=== Written request ===
Spot every line with the word "this" and return it.

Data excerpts
--*--

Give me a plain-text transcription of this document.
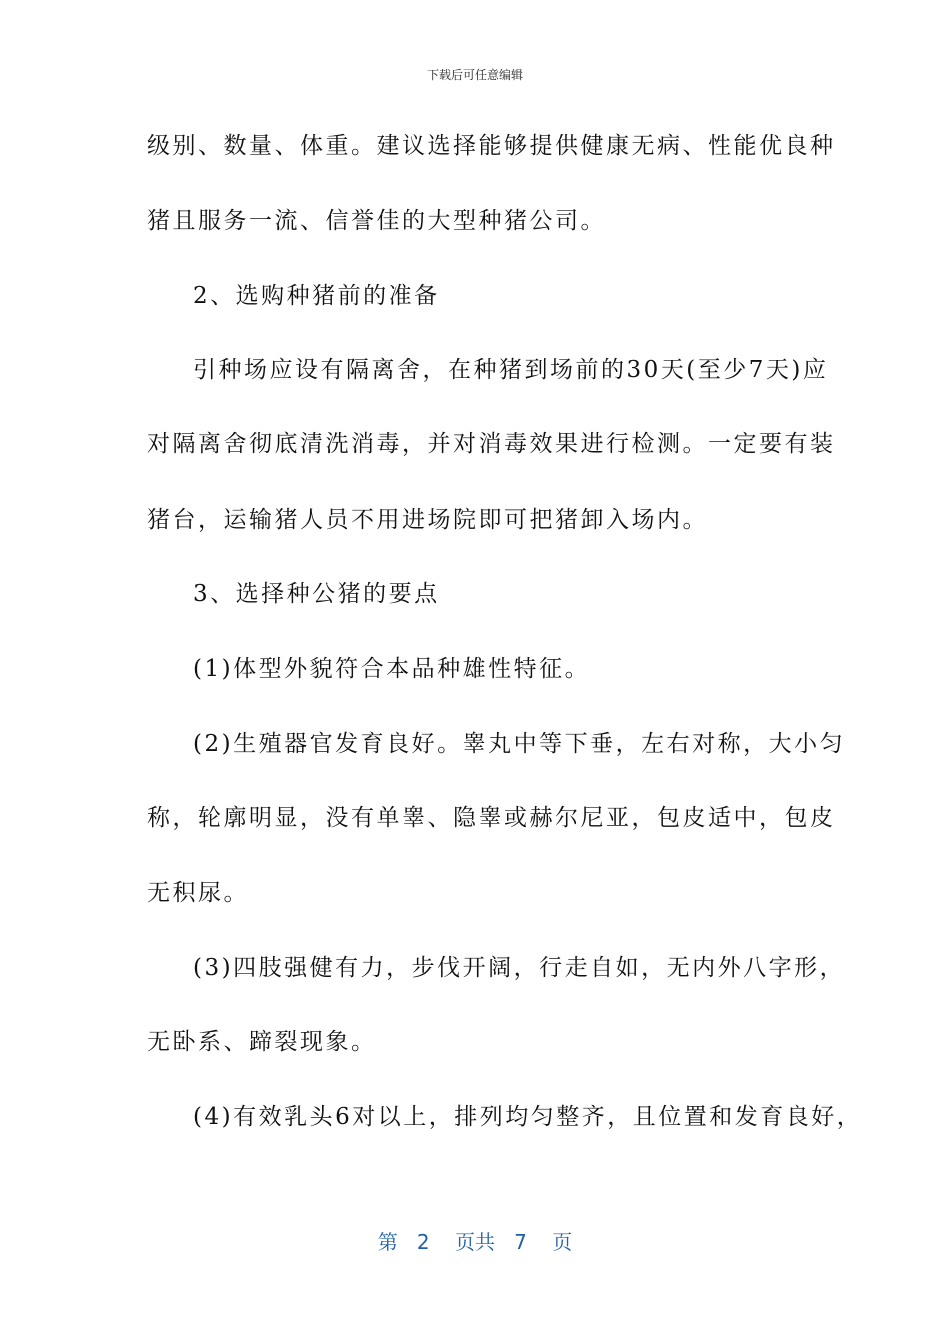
下载后可任意编辑
级别、数量、体重。建议选择能够提供健康无病、性能优良种
猪且服务一流、信誉佳的大型种猪公司。
2、选购种猪前的准备
引种场应设有隔离舍，在种猪到场前的30天(至少7天)应
对隔离舍彻底清洗消毒，并对消毒效果进行检测。一定要有装
猪台，运输猪人员不用进场院即可把猪卸入场内。
3、选择种公猪的要点
(1)体型外貌符合本品种雄性特征。
(2)生殖器官发育良好。睾丸中等下垂，左右对称，大小匀
称，轮廓明显，没有单睾、隐睾或赫尔尼亚，包皮适中，包皮
无积尿。
(3)四肢强健有力，步伐开阔，行走自如，无内外八字形，
无卧系、蹄裂现象。
(4)有效乳头6对以上，排列均匀整齐，且位置和发育良好，
第 2 页共 7 页
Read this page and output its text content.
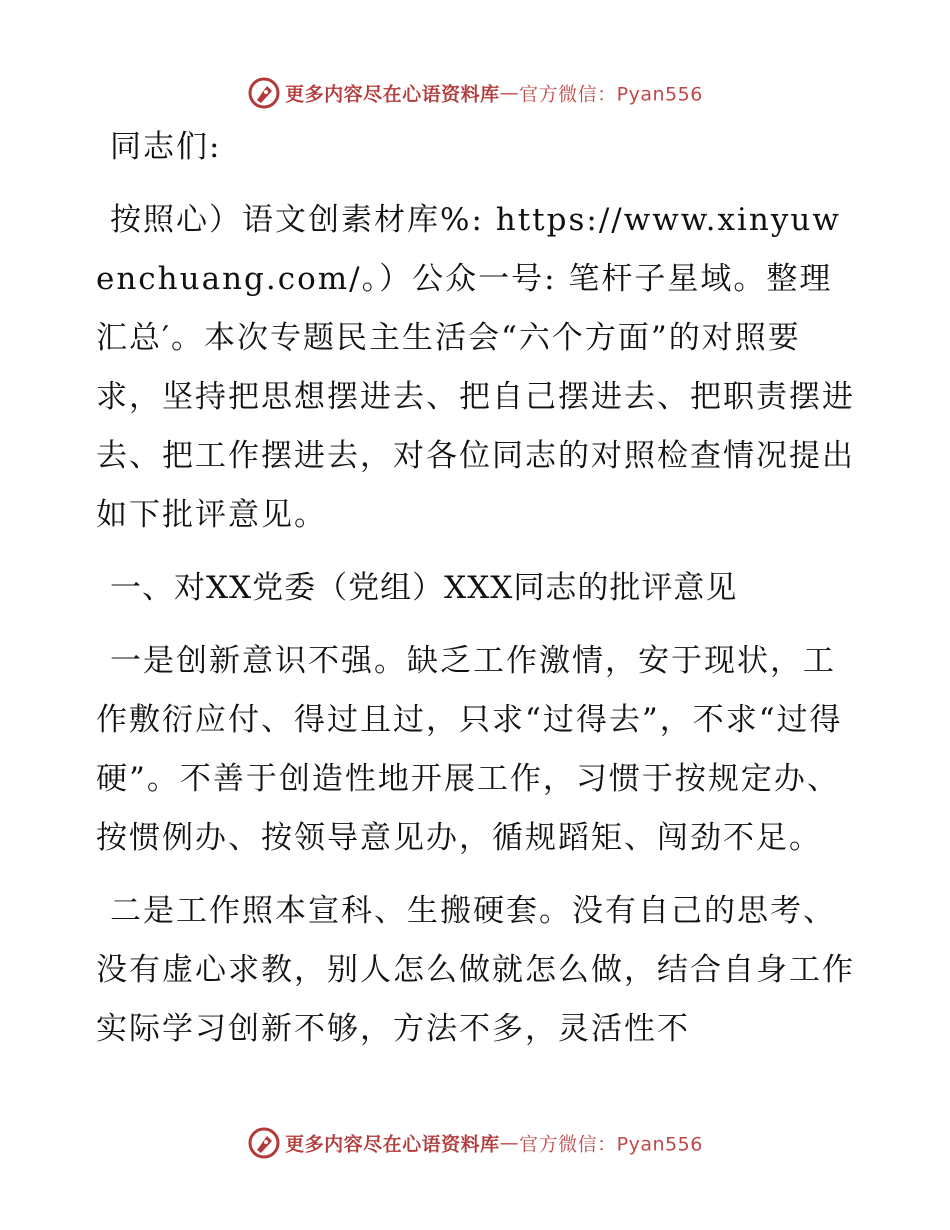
更多内容尽在心语资料库—官方微信：Pyan556

同志们:

按照心）语文创素材库%: https://www.xinyuwenchuang.com/。）公众一号: 笔杆子星域。整理汇总′。本次专题民主生活会“六个方面”的对照要求，坚持把思想摆进去、把自己摆进去、把职责摆进去、把工作摆进去，对各位同志的对照检查情况提出如下批评意见。

一、对XX党委（党组）XXX同志的批评意见

一是创新意识不强。缺乏工作激情，安于现状，工作敷衍应付、得过且过，只求“过得去”，不求“过得硬”。不善于创造性地开展工作，习惯于按规定办、按惯例办、按领导意见办，循规蹈矩、闯劲不足。

二是工作照本宣科、生搬硬套。没有自己的思考、没有虚心求教，别人怎么做就怎么做，结合自身工作实际学习创新不够，方法不多，灵活性不

更多内容尽在心语资料库—官方微信：Pyan556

--*--

=== Written response ===
Give me a plain-text transcription of this document.
Read this page and output its text content.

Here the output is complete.